*AIM*. Take every line from the listing below that contains "الألف".

— begin SUPPLIED DATA —

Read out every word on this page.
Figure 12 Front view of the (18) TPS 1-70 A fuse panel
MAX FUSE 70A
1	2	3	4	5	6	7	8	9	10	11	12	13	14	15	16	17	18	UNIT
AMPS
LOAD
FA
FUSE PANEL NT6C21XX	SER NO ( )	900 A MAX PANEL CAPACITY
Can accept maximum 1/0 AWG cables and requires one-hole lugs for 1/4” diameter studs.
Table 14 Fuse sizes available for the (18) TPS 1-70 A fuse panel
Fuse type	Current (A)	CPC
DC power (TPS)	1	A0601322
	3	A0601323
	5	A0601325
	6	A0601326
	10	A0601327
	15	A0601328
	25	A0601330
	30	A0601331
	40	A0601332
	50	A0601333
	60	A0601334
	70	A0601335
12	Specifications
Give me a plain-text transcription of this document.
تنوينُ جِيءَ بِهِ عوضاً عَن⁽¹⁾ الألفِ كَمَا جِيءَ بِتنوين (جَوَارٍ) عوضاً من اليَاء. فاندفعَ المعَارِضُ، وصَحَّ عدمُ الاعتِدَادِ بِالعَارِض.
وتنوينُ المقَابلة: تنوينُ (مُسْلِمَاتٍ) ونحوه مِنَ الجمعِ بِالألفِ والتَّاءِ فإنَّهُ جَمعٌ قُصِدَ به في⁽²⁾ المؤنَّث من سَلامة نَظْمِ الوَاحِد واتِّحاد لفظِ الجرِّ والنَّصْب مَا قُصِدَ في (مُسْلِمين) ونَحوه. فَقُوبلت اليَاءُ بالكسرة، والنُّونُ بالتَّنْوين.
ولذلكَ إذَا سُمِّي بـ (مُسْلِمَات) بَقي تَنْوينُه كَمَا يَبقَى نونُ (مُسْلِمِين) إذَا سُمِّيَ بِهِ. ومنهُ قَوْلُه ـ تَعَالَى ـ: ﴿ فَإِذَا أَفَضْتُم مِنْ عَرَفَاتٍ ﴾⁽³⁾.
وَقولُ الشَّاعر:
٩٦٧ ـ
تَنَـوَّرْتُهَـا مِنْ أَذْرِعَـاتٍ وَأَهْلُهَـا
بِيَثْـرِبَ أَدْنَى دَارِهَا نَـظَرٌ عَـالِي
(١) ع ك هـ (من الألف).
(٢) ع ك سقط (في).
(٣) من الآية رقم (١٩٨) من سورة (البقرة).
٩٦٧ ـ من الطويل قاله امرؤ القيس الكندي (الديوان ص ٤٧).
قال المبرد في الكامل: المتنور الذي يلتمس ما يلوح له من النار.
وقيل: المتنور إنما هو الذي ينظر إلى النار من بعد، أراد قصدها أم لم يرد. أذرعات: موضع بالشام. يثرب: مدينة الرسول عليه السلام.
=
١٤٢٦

— end SUPPLIED DATA —

*SOLUTION FOR THIS PROBLEM*.
تنوينُ جِيءَ بِهِ عوضاً عَن⁽¹⁾ الألفِ كَمَا جِيءَ بِتنوين (جَوَارٍ) عوضاً من اليَاء. فاندفعَ المعَارِضُ، وصَحَّ عدمُ الاعتِدَادِ بِالعَارِض.
وتنوينُ المقَابلة: تنوينُ (مُسْلِمَاتٍ) ونحوه مِنَ الجمعِ بِالألفِ والتَّاءِ فإنَّهُ جَمعٌ قُصِدَ به في⁽²⁾ المؤنَّث من سَلامة نَظْمِ الوَاحِد واتِّحاد لفظِ الجرِّ والنَّصْب مَا قُصِدَ في (مُسْلِمين) ونَحوه. فَقُوبلت اليَاءُ بالكسرة، والنُّونُ بالتَّنْوين.
(١) ع ك هـ (من الألف).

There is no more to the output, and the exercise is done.